▼

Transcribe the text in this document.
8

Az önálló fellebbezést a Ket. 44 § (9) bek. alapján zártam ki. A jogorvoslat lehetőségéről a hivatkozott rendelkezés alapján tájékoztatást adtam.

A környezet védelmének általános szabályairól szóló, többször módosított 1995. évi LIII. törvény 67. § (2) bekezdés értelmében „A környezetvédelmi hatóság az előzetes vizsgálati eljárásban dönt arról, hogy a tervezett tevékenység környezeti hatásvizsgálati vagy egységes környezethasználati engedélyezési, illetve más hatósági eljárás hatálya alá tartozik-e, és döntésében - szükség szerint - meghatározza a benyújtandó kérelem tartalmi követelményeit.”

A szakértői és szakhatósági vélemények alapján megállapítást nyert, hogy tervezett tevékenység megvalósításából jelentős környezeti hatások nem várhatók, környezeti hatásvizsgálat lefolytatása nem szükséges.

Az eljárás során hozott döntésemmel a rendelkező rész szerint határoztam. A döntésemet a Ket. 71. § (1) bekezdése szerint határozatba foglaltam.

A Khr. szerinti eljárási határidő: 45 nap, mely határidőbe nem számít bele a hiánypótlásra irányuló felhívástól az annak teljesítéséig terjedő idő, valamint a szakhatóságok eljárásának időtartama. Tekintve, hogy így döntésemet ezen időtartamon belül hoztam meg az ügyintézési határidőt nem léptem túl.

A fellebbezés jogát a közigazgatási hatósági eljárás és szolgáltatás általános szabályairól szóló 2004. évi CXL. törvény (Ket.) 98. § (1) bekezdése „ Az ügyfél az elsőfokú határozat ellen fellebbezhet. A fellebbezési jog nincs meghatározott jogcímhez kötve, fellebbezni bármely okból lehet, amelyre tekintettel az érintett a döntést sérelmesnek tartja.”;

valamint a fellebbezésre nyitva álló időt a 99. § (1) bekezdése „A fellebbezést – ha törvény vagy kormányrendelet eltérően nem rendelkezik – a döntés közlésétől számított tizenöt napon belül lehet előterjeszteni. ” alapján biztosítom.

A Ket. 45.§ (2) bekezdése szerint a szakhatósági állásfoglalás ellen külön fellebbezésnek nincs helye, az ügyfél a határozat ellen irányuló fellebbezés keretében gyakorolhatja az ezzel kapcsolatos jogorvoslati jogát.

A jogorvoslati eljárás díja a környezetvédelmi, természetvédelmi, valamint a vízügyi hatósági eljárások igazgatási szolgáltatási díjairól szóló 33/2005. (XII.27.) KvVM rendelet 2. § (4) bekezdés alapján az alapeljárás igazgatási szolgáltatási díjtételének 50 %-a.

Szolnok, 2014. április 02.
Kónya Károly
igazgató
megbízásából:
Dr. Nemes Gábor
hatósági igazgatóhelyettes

▲

*GOAL OF THE EXERCISE:*
Set all of the records down again, exactly as they stand.

*COMPLETE RESPONSE:*
Transcribe the text in this document.
8

Az önálló fellebbezést a Ket. 44 § (9) bek. alapján zártam ki. A jogorvoslat lehetőségéről a hivatkozott rendelkezés alapján tájékoztatást adtam.

A környezet védelmének általános szabályairól szóló, többször módosított 1995. évi LIII. törvény 67. § (2) bekezdés értelmében „A környezetvédelmi hatóság az előzetes vizsgálati eljárásban dönt arról, hogy a tervezett tevékenység környezeti hatásvizsgálati vagy egységes környezethasználati engedélyezési, illetve más hatósági eljárás hatálya alá tartozik-e, és döntésében - szükség szerint - meghatározza a benyújtandó kérelem tartalmi követelményeit.”

A szakértői és szakhatósági vélemények alapján megállapítást nyert, hogy tervezett tevékenység megvalósításából jelentős környezeti hatások nem várhatók, környezeti hatásvizsgálat lefolytatása nem szükséges.

Az eljárás során hozott döntésemmel a rendelkező rész szerint határoztam. A döntésemet a Ket. 71. § (1) bekezdése szerint határozatba foglaltam.

A Khr. szerinti eljárási határidő: 45 nap, mely határidőbe nem számít bele a hiánypótlásra irányuló felhívástól az annak teljesítéséig terjedő idő, valamint a szakhatóságok eljárásának időtartama. Tekintve, hogy így döntésemet ezen időtartamon belül hoztam meg az ügyintézési határidőt nem léptem túl.

A fellebbezés jogát a közigazgatási hatósági eljárás és szolgáltatás általános szabályairól szóló 2004. évi CXL. törvény (Ket.) 98. § (1) bekezdése „ Az ügyfél az elsőfokú határozat ellen fellebbezhet. A fellebbezési jog nincs meghatározott jogcímhez kötve, fellebbezni bármely okból lehet, amelyre tekintettel az érintett a döntést sérelmesnek tartja.”;

valamint a fellebbezésre nyitva álló időt a 99. § (1) bekezdése „A fellebbezést – ha törvény vagy kormányrendelet eltérően nem rendelkezik – a döntés közlésétől számított tizenöt napon belül lehet előterjeszteni. ” alapján biztosítom.

A Ket. 45.§ (2) bekezdése szerint a szakhatósági állásfoglalás ellen külön fellebbezésnek nincs helye, az ügyfél a határozat ellen irányuló fellebbezés keretében gyakorolhatja az ezzel kapcsolatos jogorvoslati jogát.

A jogorvoslati eljárás díja a környezetvédelmi, természetvédelmi, valamint a vízügyi hatósági eljárások igazgatási szolgáltatási díjairól szóló 33/2005. (XII.27.) KvVM rendelet 2. § (4) bekezdés alapján az alapeljárás igazgatási szolgáltatási díjtételének 50 %-a.

Szolnok, 2014. április 02.
Kónya Károly
igazgató
megbízásából:
Dr. Nemes Gábor
hatósági igazgatóhelyettes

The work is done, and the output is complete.